_Task description_.
Transcribe the entries that follow, word for word.

_Dataset rows_.
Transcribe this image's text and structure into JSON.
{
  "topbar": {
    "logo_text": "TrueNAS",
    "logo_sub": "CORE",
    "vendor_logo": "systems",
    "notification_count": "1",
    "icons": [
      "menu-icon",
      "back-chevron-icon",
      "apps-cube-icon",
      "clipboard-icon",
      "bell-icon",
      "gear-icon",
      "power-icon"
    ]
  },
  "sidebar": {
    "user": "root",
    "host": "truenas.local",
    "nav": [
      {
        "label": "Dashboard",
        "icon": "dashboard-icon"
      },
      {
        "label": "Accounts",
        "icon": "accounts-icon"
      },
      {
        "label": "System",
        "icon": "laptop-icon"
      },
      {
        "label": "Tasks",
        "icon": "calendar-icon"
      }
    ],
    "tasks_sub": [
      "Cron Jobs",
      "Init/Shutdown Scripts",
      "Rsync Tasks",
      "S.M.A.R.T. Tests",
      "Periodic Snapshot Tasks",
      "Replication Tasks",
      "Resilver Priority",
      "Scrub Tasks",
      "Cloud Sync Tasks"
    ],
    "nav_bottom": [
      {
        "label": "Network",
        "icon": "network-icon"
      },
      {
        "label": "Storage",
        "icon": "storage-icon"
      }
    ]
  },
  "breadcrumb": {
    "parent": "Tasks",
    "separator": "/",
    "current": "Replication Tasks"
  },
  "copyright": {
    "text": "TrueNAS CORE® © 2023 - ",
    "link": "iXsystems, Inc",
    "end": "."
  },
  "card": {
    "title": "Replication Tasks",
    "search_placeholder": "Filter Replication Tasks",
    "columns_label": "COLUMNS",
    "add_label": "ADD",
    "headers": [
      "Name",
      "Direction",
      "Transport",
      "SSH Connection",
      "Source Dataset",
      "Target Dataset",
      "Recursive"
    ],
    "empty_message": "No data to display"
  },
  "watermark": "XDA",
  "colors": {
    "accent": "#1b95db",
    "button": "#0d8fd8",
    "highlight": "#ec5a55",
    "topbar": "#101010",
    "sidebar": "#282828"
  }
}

_The reply_.
Transcribe this image's text and structure into JSON.
{
  "topbar": {
    "logo_text": "TrueNAS",
    "logo_sub": "CORE",
    "vendor_logo": "systems",
    "notification_count": "1",
    "icons": [
      "menu-icon",
      "back-chevron-icon",
      "apps-cube-icon",
      "clipboard-icon",
      "bell-icon",
      "gear-icon",
      "power-icon"
    ]
  },
  "sidebar": {
    "user": "root",
    "host": "truenas.local",
    "nav": [
      {
        "label": "Dashboard",
        "icon": "dashboard-icon"
      },
      {
        "label": "Accounts",
        "icon": "accounts-icon"
      },
      {
        "label": "System",
        "icon": "laptop-icon"
      },
      {
        "label": "Tasks",
        "icon": "calendar-icon"
      }
    ],
    "tasks_sub": [
      "Cron Jobs",
      "Init/Shutdown Scripts",
      "Rsync Tasks",
      "S.M.A.R.T. Tests",
      "Periodic Snapshot Tasks",
      "Replication Tasks",
      "Resilver Priority",
      "Scrub Tasks",
      "Cloud Sync Tasks"
    ],
    "nav_bottom": [
      {
        "label": "Network",
        "icon": "network-icon"
      },
      {
        "label": "Storage",
        "icon": "storage-icon"
      }
    ]
  },
  "breadcrumb": {
    "parent": "Tasks",
    "separator": "/",
    "current": "Replication Tasks"
  },
  "copyright": {
    "text": "TrueNAS CORE® © 2023 - ",
    "link": "iXsystems, Inc",
    "end": "."
  },
  "card": {
    "title": "Replication Tasks",
    "search_placeholder": "Filter Replication Tasks",
    "columns_label": "COLUMNS",
    "add_label": "ADD",
    "headers": [
      "Name",
      "Direction",
      "Transport",
      "SSH Connection",
      "Source Dataset",
      "Target Dataset",
      "Recursive"
    ],
    "empty_message": "No data to display"
  },
  "watermark": "XDA",
  "colors": {
    "accent": "#1b95db",
    "button": "#0d8fd8",
    "highlight": "#ec5a55",
    "topbar": "#101010",
    "sidebar": "#282828"
  }
}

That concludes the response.